# [Given instruction]
Repeat each line exactly, leaving nothing out.

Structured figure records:
* START *

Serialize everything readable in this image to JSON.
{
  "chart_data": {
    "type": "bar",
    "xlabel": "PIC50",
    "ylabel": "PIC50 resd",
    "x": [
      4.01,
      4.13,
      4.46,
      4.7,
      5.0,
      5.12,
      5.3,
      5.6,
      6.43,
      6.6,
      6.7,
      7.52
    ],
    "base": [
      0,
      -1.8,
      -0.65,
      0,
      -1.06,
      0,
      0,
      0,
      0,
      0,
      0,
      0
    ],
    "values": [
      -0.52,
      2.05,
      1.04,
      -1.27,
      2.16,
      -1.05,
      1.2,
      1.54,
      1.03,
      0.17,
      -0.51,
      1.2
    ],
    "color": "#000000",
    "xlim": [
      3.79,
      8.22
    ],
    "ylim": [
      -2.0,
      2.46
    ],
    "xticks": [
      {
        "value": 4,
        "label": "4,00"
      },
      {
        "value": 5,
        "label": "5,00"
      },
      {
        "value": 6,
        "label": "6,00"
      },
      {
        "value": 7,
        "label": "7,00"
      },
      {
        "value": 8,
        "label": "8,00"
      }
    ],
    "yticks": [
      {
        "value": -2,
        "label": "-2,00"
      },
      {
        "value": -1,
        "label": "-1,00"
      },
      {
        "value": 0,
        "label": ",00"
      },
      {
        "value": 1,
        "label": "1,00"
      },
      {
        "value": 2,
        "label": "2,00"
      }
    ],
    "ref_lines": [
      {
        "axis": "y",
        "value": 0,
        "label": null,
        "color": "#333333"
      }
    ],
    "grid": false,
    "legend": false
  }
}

* END *

# [Written response]
Serialize everything readable in this image to JSON.
{
  "chart_data": {
    "type": "bar",
    "xlabel": "PIC50",
    "ylabel": "PIC50 resd",
    "x": [
      4.01,
      4.13,
      4.46,
      4.7,
      5.0,
      5.12,
      5.3,
      5.6,
      6.43,
      6.6,
      6.7,
      7.52
    ],
    "base": [
      0,
      -1.8,
      -0.65,
      0,
      -1.06,
      0,
      0,
      0,
      0,
      0,
      0,
      0
    ],
    "values": [
      -0.52,
      2.05,
      1.04,
      -1.27,
      2.16,
      -1.05,
      1.2,
      1.54,
      1.03,
      0.17,
      -0.51,
      1.2
    ],
    "color": "#000000",
    "xlim": [
      3.79,
      8.22
    ],
    "ylim": [
      -2.0,
      2.46
    ],
    "xticks": [
      {
        "value": 4,
        "label": "4,00"
      },
      {
        "value": 5,
        "label": "5,00"
      },
      {
        "value": 6,
        "label": "6,00"
      },
      {
        "value": 7,
        "label": "7,00"
      },
      {
        "value": 8,
        "label": "8,00"
      }
    ],
    "yticks": [
      {
        "value": -2,
        "label": "-2,00"
      },
      {
        "value": -1,
        "label": "-1,00"
      },
      {
        "value": 0,
        "label": ",00"
      },
      {
        "value": 1,
        "label": "1,00"
      },
      {
        "value": 2,
        "label": "2,00"
      }
    ],
    "ref_lines": [
      {
        "axis": "y",
        "value": 0,
        "label": null,
        "color": "#333333"
      }
    ],
    "grid": false,
    "legend": false
  }
}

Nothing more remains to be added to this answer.